- _INSTRUCTIONS FOR THE TASK_
Check each line of the entries below for the string "Редуктор" and state how many lines have it, with no other text.
++++
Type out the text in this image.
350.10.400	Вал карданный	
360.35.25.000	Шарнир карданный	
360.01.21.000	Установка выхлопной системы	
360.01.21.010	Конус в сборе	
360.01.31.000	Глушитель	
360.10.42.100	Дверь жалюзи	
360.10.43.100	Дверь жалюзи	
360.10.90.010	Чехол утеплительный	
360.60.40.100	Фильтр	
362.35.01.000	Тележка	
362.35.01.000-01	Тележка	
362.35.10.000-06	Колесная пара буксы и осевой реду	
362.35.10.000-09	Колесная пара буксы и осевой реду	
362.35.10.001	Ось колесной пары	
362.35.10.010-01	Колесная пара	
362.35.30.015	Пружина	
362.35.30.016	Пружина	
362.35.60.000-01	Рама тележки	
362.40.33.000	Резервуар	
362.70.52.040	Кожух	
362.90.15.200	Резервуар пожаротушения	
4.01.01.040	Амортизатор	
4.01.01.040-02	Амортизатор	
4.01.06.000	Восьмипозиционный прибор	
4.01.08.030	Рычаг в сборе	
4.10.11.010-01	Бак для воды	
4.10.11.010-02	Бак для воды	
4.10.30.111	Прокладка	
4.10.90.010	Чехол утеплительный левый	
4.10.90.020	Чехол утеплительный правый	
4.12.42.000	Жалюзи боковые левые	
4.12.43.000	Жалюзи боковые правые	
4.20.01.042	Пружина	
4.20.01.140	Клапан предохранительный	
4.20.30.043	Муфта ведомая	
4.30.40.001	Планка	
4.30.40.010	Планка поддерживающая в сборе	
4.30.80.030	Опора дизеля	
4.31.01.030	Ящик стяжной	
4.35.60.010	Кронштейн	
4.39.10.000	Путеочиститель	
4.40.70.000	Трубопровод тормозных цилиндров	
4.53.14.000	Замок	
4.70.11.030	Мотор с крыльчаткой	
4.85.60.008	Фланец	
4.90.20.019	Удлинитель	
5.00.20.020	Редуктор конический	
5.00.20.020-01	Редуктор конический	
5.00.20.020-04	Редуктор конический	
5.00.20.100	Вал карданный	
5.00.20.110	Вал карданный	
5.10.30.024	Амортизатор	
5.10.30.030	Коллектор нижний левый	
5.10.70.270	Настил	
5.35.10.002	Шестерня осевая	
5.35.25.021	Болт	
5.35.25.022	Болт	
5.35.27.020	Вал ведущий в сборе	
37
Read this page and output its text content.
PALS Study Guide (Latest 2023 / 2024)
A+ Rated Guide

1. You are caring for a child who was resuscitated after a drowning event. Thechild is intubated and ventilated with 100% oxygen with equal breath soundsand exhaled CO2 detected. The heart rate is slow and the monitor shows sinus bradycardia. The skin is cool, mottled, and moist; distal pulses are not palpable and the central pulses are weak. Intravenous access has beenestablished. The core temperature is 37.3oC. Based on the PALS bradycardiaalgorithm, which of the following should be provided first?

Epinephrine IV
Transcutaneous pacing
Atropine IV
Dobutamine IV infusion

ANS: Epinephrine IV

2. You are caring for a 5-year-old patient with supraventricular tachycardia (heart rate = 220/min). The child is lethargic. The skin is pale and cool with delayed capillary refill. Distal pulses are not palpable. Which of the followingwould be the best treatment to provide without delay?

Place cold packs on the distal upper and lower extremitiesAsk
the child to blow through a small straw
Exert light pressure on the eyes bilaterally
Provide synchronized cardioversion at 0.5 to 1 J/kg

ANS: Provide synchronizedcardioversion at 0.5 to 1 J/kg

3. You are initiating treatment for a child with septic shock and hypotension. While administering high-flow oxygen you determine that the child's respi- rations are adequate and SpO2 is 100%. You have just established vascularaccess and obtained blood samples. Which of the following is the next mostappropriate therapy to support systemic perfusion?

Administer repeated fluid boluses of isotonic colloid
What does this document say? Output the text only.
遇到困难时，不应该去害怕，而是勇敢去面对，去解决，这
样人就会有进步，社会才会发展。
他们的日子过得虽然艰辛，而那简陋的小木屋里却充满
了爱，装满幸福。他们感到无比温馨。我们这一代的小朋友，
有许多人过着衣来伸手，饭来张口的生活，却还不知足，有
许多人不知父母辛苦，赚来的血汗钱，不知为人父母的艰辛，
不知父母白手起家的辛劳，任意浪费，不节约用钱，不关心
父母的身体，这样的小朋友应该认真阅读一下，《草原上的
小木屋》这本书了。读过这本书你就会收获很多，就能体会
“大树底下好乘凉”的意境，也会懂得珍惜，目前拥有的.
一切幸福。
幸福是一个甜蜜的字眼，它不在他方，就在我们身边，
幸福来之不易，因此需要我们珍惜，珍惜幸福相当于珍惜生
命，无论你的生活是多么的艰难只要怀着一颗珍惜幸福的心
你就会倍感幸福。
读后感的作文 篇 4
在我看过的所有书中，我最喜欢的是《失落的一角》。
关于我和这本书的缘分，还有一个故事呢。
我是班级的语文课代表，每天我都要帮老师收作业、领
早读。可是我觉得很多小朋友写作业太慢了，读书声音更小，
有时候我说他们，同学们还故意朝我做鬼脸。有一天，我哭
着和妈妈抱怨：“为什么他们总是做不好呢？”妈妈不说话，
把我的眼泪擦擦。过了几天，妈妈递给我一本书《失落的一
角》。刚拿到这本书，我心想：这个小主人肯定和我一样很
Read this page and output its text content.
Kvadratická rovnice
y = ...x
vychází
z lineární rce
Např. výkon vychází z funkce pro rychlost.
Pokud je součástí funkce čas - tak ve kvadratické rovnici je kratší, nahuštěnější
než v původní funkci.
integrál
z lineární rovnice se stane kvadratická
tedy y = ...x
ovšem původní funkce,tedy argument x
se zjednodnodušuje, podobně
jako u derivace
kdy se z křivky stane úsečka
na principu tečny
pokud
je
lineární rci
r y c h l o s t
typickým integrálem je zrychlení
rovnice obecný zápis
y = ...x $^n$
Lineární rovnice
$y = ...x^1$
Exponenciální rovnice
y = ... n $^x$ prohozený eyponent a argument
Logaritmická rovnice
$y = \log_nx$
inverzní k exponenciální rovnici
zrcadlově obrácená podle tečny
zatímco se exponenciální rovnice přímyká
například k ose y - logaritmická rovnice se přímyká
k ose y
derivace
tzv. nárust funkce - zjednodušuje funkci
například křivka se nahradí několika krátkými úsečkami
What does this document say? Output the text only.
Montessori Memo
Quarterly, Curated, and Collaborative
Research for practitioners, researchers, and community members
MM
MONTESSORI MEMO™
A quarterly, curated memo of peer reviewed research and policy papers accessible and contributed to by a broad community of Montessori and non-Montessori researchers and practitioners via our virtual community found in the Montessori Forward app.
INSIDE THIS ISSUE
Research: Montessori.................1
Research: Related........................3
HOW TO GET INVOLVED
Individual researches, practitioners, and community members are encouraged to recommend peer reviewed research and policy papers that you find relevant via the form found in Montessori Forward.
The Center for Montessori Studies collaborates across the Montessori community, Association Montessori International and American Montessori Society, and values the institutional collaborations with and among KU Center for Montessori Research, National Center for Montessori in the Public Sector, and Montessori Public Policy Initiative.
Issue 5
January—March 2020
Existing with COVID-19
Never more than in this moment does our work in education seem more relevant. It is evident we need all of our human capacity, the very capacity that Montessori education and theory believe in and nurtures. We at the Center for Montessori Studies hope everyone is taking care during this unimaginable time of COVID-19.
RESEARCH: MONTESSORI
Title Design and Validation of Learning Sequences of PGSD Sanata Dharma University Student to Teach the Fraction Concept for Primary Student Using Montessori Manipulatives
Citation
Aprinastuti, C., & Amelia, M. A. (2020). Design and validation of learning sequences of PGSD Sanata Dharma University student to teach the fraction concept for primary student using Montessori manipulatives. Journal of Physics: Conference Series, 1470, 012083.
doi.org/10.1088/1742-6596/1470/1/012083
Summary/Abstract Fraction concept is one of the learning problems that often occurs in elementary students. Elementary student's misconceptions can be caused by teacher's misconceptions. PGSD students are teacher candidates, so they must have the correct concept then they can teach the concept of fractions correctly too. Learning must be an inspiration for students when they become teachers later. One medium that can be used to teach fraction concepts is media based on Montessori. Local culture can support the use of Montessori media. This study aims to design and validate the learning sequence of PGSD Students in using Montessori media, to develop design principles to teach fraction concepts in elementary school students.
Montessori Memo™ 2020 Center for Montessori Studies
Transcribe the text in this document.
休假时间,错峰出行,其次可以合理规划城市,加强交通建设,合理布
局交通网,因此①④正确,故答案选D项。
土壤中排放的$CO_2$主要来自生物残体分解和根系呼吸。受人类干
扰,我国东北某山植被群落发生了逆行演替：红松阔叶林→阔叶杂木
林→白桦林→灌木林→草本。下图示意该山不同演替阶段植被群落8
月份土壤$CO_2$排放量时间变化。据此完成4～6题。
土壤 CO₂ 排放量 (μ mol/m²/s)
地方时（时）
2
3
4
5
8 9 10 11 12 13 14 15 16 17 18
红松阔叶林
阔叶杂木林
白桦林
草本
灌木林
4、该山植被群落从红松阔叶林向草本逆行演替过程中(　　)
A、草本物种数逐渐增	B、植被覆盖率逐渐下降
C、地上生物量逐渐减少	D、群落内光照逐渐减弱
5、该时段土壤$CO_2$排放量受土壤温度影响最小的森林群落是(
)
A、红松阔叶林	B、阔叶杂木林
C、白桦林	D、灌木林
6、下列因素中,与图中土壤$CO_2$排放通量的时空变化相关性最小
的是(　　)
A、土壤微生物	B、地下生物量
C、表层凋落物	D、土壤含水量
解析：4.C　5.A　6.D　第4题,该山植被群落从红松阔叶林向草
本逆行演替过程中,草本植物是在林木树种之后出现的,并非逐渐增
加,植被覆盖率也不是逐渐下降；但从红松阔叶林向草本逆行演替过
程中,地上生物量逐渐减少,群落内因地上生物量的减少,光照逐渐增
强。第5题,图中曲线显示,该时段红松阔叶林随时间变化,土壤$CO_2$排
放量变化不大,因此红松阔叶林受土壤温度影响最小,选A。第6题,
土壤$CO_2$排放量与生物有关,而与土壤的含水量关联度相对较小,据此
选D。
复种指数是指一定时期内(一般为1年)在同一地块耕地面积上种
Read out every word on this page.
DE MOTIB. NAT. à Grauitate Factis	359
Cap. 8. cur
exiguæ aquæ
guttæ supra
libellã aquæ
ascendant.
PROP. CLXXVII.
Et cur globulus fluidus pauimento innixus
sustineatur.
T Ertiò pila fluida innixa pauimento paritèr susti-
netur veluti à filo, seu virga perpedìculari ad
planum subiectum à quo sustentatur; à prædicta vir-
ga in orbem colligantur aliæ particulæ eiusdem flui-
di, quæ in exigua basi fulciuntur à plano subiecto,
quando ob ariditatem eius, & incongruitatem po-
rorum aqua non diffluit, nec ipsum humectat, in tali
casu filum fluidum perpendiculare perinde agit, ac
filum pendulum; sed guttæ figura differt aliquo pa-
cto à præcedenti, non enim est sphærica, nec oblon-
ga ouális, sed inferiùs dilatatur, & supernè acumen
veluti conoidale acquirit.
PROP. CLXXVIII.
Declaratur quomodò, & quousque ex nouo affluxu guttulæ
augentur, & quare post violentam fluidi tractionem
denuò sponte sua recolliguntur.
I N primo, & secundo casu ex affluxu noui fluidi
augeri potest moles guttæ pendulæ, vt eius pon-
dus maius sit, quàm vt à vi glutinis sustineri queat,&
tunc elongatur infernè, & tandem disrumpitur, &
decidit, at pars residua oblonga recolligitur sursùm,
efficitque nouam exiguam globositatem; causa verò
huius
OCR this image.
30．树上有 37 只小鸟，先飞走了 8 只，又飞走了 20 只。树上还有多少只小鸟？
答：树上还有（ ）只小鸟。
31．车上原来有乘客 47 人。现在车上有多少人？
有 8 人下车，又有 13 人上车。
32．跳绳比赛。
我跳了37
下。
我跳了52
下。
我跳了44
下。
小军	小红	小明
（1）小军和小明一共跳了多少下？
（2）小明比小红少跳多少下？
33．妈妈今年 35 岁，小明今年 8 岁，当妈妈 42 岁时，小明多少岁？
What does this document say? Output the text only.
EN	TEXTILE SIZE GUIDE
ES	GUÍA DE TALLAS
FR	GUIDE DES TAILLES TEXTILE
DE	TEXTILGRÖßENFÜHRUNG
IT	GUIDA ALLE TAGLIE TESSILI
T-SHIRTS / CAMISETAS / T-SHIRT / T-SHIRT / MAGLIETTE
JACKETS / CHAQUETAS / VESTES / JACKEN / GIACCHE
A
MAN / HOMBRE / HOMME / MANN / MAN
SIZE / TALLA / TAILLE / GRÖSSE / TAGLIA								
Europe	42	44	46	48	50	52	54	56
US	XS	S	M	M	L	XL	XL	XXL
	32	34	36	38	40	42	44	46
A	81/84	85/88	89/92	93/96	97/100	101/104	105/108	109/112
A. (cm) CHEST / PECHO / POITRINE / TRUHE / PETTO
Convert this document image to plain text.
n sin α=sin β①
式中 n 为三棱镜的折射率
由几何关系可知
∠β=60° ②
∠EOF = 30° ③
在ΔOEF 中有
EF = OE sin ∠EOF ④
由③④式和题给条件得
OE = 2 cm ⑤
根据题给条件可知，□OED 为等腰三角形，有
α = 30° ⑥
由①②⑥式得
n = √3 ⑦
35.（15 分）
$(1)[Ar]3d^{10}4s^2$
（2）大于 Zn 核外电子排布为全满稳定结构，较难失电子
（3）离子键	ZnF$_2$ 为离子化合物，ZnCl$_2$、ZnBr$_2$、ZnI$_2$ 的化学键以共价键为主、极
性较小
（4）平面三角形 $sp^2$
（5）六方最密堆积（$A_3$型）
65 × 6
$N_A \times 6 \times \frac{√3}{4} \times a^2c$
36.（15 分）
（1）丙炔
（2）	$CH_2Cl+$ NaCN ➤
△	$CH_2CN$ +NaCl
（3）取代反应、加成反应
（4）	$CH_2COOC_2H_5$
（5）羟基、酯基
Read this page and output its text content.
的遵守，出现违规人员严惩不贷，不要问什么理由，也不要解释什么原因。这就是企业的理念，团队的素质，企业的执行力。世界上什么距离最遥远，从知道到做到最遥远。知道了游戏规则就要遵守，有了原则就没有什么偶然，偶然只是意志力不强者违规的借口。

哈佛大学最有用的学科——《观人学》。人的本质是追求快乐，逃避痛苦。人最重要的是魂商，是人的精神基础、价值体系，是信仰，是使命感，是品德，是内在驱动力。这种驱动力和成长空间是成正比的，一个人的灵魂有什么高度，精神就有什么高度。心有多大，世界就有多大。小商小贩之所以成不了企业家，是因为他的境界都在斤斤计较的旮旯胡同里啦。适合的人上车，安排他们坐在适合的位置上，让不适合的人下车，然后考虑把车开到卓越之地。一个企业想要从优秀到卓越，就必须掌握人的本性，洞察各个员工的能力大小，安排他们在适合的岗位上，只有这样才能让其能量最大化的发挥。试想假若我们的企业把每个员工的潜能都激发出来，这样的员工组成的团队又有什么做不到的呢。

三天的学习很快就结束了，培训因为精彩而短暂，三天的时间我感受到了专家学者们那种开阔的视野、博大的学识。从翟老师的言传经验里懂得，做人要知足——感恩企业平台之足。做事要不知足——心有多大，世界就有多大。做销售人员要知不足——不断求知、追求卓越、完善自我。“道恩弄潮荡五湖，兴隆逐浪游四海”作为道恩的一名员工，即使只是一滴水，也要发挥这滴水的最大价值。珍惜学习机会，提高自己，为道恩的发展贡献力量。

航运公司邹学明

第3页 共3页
++++
- _ANSWER_
3